-- Records for this exercise start --

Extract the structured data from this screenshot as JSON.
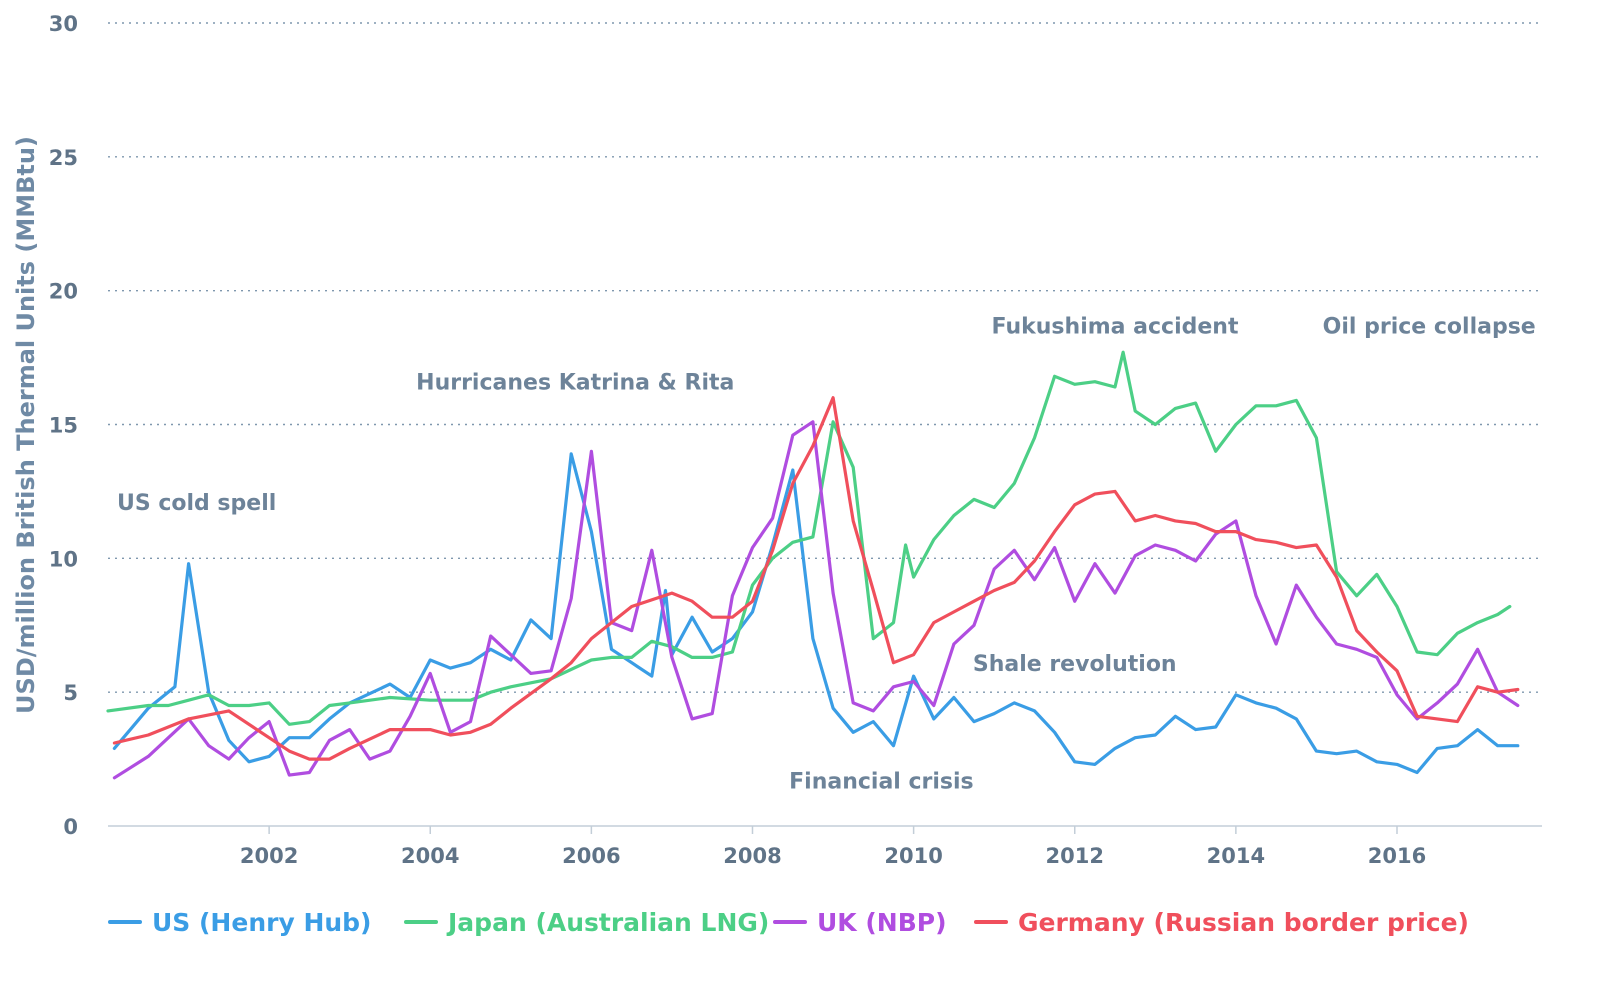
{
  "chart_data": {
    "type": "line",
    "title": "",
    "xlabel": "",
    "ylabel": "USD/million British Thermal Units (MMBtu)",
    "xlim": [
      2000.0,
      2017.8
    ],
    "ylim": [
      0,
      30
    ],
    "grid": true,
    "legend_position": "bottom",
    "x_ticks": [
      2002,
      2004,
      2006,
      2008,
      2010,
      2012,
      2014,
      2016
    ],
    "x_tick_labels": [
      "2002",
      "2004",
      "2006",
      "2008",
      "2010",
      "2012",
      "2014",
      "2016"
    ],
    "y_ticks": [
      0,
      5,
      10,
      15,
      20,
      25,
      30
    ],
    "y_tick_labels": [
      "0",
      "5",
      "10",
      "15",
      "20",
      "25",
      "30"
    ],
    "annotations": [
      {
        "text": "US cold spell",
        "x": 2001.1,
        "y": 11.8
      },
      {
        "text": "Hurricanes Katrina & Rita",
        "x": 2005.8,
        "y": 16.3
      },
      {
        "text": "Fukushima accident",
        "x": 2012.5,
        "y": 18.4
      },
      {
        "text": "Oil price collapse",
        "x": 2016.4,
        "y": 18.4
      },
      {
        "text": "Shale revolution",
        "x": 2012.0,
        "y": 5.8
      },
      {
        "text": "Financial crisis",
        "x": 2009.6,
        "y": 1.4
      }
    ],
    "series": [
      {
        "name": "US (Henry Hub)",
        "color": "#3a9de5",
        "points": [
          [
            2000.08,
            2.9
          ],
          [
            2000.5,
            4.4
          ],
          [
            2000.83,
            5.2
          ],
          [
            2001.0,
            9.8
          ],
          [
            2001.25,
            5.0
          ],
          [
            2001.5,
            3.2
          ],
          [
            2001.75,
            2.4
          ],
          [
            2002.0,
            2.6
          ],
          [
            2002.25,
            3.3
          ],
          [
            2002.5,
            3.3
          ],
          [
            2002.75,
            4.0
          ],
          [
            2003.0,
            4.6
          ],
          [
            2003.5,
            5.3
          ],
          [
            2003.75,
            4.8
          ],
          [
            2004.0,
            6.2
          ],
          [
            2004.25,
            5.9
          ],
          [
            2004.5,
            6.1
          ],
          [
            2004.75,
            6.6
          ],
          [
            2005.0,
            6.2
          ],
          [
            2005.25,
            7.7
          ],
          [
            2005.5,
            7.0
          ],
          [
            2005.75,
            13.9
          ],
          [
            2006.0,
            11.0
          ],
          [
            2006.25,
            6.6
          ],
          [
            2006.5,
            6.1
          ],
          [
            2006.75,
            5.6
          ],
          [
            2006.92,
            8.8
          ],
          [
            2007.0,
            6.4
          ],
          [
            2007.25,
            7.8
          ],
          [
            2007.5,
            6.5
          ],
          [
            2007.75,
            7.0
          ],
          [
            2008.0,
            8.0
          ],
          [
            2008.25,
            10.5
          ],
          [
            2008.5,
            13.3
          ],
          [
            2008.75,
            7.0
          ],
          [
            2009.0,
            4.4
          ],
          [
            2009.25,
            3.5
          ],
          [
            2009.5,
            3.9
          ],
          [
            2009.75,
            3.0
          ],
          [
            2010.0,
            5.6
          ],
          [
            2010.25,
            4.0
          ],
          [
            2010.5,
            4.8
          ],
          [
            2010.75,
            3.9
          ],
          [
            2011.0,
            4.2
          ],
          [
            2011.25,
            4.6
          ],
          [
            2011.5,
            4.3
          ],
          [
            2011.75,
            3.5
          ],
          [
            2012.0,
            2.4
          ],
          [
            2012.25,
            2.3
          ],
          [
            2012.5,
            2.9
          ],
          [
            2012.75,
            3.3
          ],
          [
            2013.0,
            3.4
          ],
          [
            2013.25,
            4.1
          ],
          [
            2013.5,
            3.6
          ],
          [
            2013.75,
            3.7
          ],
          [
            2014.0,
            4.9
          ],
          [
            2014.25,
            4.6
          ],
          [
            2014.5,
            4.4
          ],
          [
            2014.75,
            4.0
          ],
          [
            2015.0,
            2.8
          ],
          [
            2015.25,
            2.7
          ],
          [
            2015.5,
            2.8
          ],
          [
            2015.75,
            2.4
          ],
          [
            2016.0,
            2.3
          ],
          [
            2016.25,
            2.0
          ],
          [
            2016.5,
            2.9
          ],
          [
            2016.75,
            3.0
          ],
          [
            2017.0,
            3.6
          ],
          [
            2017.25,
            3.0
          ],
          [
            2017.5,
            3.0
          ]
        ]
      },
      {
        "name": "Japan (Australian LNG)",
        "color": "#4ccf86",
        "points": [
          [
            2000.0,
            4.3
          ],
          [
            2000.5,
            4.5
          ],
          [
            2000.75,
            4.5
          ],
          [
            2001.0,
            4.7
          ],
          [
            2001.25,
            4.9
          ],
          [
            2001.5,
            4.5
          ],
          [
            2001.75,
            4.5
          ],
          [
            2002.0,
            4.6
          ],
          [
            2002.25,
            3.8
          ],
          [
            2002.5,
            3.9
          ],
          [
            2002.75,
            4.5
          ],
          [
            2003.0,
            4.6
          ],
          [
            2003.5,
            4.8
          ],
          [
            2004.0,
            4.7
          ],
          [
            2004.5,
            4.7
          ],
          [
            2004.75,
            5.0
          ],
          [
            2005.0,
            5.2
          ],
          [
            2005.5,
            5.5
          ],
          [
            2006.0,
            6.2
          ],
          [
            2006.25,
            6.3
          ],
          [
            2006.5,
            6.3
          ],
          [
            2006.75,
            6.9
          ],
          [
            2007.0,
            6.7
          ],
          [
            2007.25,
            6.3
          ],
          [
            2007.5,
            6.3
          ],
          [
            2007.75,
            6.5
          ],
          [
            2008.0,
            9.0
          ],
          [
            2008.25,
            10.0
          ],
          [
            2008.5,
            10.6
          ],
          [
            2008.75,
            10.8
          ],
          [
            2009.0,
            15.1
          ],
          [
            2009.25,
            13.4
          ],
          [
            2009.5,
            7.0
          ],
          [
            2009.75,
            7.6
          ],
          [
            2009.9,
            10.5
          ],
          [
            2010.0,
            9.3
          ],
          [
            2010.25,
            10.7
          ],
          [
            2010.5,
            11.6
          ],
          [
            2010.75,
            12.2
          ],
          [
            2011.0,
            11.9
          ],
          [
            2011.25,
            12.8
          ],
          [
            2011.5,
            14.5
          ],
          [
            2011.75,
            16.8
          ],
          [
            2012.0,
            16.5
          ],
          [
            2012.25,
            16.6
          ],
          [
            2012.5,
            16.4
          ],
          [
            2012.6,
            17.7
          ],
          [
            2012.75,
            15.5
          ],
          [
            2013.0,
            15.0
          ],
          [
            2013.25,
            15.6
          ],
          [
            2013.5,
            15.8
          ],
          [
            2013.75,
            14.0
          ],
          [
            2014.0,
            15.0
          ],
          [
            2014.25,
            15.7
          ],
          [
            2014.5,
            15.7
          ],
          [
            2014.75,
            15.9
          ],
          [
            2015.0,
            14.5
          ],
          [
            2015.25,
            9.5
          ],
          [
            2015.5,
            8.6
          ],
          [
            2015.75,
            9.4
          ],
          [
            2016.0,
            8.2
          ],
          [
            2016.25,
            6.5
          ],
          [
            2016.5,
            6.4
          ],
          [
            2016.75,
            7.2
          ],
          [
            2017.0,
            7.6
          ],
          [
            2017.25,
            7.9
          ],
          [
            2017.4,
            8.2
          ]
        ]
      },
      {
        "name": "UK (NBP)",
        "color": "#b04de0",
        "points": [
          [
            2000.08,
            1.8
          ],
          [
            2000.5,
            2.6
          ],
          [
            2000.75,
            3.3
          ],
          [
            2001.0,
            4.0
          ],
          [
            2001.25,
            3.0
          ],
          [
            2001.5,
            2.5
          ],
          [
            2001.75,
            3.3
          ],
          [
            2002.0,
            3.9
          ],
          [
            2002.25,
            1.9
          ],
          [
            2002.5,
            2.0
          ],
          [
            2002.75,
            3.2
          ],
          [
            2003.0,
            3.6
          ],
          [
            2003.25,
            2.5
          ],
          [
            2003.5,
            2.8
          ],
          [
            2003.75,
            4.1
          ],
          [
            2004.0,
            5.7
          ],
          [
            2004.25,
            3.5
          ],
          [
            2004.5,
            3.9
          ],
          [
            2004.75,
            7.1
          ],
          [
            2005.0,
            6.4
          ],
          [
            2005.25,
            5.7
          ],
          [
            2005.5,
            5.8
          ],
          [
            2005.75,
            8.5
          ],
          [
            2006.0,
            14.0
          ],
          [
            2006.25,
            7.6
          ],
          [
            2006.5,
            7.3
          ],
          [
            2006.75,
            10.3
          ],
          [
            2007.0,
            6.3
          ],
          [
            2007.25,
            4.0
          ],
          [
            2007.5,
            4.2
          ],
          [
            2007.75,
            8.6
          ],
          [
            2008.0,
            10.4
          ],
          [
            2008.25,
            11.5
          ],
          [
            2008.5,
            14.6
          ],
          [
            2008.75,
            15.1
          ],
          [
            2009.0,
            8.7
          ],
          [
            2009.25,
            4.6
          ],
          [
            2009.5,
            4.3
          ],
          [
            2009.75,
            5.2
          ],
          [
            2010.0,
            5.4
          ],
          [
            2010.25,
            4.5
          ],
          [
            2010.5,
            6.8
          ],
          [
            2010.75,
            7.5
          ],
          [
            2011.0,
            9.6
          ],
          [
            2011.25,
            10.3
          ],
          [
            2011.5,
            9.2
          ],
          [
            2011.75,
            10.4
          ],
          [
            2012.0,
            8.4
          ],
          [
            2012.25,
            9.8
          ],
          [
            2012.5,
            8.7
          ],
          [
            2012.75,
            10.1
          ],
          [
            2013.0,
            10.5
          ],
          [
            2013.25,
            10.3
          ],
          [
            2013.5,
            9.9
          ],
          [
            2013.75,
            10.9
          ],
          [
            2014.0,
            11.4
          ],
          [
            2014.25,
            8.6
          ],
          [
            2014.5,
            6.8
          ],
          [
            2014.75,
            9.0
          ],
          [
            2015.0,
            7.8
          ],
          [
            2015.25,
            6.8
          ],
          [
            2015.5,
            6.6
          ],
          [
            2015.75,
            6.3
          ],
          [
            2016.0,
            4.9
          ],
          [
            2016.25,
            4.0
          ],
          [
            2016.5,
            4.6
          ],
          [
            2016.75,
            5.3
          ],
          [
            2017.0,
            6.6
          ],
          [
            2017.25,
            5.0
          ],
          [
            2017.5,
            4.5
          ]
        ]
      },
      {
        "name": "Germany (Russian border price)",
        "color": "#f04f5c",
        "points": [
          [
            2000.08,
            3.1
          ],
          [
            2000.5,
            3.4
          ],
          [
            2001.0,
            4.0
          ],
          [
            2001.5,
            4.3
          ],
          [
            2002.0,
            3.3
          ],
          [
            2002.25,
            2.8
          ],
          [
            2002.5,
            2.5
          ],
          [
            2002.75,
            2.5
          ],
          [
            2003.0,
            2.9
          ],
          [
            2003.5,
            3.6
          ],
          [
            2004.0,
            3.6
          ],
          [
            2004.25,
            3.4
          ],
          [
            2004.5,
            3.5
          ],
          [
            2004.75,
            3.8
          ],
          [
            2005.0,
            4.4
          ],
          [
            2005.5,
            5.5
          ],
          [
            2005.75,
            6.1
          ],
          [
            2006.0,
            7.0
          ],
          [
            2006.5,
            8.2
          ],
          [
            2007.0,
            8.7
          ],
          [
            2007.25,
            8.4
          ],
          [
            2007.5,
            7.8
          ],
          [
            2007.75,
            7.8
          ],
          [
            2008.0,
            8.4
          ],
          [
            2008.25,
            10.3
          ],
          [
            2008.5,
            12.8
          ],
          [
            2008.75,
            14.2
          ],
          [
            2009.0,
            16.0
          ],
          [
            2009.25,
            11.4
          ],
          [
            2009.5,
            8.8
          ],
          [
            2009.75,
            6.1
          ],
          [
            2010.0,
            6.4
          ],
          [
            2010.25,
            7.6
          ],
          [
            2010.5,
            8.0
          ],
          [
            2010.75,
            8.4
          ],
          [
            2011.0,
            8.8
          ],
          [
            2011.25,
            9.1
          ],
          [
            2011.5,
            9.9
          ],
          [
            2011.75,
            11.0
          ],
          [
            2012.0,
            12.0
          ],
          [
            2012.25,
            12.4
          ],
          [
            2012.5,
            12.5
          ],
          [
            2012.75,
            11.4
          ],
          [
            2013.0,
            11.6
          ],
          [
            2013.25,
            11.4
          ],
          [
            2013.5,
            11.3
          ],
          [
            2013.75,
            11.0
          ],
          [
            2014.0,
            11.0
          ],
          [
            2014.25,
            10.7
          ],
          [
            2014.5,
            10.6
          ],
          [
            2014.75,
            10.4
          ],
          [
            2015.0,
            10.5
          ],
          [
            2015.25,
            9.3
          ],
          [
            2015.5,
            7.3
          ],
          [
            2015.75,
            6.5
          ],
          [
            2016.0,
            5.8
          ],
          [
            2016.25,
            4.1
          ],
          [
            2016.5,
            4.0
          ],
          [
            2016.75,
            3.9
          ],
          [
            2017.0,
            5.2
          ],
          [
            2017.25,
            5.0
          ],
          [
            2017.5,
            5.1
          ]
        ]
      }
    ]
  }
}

-- Records for this exercise end --

Exercise
Your answer should be a single number: the count of lines in these records that hold the string "name".

Response for this exercise
4